[Extracted data entries]
⟨
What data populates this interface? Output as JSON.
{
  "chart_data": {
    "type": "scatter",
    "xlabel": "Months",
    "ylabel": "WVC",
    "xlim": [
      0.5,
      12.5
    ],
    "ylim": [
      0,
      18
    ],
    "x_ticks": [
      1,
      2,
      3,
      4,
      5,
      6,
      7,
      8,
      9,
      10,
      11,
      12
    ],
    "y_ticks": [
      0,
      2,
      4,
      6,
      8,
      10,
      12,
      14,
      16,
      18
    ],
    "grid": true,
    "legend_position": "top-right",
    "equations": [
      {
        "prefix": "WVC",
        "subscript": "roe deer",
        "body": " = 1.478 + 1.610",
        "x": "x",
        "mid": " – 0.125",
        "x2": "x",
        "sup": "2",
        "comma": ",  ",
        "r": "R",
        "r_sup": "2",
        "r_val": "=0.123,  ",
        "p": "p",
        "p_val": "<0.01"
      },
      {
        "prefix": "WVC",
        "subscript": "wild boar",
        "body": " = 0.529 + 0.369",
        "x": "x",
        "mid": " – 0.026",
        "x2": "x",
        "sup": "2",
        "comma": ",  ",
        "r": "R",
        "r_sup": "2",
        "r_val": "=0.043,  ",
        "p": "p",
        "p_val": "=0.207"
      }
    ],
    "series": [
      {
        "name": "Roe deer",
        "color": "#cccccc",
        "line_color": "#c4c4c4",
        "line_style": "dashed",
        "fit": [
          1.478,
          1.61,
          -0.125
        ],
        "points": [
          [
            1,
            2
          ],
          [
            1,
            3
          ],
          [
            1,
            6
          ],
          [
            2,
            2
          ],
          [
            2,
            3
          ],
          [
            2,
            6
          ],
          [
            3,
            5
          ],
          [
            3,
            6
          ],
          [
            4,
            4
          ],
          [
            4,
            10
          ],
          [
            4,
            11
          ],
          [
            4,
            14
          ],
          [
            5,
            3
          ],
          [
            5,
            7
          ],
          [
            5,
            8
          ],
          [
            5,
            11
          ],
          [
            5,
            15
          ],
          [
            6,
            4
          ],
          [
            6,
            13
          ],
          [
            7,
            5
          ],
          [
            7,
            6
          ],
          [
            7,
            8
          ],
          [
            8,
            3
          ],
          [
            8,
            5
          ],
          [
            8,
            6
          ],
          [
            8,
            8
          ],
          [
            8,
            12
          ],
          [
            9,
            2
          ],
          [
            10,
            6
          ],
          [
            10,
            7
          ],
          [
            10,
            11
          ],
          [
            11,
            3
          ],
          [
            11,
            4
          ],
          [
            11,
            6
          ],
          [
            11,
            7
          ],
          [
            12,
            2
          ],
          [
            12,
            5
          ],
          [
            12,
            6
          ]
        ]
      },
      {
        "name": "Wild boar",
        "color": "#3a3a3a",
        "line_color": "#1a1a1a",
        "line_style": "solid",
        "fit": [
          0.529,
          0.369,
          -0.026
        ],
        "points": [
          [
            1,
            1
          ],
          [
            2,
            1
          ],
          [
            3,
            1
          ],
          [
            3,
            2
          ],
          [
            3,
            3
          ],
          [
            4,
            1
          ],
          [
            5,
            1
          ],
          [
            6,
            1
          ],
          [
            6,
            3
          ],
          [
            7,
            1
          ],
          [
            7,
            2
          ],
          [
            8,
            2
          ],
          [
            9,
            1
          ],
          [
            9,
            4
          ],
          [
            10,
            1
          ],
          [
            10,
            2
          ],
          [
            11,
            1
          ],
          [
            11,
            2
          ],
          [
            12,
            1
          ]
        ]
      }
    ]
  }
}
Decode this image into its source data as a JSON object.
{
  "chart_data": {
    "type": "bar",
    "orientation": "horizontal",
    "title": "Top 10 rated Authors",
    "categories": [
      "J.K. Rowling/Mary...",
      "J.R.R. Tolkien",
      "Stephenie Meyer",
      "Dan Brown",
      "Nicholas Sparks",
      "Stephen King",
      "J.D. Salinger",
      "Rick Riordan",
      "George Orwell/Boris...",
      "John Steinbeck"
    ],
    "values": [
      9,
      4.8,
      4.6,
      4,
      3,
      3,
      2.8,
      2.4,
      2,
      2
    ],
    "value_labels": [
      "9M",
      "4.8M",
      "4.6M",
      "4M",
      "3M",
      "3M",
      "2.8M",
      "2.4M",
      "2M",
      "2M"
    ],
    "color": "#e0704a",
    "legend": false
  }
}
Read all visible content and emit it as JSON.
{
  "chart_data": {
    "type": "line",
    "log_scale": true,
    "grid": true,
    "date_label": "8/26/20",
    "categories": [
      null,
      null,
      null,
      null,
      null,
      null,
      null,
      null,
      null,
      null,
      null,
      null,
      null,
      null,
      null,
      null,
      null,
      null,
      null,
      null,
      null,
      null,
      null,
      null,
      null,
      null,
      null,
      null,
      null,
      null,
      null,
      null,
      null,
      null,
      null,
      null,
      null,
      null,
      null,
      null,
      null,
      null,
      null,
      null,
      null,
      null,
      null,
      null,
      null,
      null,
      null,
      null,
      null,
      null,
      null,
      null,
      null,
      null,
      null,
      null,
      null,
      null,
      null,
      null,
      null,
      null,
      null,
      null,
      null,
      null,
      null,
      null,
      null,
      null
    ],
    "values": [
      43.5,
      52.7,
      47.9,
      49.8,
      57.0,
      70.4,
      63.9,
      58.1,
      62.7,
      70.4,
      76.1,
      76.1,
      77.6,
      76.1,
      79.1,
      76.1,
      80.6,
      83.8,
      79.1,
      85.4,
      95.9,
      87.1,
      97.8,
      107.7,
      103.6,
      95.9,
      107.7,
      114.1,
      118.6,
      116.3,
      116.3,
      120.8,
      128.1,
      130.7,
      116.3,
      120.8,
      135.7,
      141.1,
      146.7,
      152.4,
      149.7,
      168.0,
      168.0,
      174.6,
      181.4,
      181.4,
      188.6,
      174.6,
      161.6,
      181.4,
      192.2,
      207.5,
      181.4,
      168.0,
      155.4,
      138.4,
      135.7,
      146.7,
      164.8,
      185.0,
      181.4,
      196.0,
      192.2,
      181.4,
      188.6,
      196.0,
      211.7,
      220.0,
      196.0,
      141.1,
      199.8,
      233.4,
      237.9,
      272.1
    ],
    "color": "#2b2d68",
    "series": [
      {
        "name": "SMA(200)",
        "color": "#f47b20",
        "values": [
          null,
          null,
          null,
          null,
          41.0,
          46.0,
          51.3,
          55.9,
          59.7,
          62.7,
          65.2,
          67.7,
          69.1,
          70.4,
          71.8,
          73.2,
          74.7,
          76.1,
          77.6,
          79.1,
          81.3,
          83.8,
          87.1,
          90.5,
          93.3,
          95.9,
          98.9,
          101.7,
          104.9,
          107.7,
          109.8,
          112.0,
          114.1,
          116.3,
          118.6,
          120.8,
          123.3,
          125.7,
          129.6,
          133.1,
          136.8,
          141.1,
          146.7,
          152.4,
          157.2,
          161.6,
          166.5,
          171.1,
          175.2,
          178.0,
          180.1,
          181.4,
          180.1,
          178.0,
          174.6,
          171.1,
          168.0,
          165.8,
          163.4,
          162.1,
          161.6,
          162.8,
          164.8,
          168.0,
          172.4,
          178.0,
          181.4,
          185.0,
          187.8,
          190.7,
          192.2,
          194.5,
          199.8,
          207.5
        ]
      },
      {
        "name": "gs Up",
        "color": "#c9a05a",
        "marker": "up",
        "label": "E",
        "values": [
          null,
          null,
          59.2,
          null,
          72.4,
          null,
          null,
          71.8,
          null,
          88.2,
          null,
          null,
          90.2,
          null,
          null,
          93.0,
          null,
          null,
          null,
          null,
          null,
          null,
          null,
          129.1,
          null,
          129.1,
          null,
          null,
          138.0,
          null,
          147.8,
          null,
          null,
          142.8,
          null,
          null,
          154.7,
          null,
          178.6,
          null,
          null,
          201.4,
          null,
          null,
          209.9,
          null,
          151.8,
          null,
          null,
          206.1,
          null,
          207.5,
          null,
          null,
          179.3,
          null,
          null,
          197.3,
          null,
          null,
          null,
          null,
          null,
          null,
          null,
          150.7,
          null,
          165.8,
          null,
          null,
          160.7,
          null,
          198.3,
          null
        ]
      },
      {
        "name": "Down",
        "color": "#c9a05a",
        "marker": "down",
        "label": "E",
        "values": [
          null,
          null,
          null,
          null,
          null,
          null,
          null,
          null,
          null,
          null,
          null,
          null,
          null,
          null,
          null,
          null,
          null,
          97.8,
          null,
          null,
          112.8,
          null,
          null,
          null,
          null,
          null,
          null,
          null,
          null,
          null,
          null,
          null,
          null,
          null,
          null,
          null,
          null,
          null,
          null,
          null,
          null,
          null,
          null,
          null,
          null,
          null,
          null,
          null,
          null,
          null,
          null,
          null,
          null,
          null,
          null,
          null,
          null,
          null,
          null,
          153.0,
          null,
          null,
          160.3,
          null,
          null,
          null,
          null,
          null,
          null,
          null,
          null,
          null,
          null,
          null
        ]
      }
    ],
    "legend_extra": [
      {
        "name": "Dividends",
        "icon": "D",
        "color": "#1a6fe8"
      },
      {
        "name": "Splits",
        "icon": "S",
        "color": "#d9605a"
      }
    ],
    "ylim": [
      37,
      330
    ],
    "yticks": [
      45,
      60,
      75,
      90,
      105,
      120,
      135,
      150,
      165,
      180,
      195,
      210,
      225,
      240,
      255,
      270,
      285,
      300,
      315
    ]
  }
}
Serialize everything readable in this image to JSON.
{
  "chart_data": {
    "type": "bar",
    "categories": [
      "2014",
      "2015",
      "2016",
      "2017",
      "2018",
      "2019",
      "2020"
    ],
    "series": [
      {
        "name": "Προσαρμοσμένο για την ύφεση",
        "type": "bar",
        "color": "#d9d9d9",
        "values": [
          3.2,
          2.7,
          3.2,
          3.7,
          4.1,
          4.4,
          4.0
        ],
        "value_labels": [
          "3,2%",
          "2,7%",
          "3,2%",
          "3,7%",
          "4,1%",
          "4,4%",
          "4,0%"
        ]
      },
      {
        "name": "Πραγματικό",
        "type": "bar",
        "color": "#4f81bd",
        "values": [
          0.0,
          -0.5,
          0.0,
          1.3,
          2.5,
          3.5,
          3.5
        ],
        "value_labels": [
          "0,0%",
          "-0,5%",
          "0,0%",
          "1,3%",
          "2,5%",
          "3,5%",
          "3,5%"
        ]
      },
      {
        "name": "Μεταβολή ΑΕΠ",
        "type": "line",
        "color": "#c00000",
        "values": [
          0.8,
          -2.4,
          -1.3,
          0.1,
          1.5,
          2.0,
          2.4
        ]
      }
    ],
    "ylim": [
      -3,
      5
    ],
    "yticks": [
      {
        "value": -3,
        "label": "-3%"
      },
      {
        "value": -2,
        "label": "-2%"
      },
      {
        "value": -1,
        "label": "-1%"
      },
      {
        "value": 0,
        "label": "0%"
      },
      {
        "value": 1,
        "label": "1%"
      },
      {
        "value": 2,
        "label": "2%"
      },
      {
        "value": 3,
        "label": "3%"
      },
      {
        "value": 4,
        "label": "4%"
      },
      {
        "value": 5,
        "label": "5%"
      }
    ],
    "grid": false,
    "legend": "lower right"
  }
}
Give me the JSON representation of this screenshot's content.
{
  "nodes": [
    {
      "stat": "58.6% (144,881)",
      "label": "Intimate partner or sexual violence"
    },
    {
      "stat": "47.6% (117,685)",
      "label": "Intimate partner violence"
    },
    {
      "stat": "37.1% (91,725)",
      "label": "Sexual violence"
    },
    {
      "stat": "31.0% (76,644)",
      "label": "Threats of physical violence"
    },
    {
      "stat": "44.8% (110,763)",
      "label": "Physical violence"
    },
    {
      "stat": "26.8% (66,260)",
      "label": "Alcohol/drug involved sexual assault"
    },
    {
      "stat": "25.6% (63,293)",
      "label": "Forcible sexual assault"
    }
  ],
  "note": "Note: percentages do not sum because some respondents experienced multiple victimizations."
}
⟩
**Problem**
Find the lines that include the string "name", then copy each of them.

**Response to the exercise**
        "name": "Roe deer",
        "name": "Wild boar",
        "name": "SMA(200)",
        "name": "gs Up",
        "name": "Down",
        "name": "Dividends",
        "name": "Splits",
        "name": "Προσαρμοσμένο για την ύφεση",
        "name": "Πραγματικό",
        "name": "Μεταβολή ΑΕΠ",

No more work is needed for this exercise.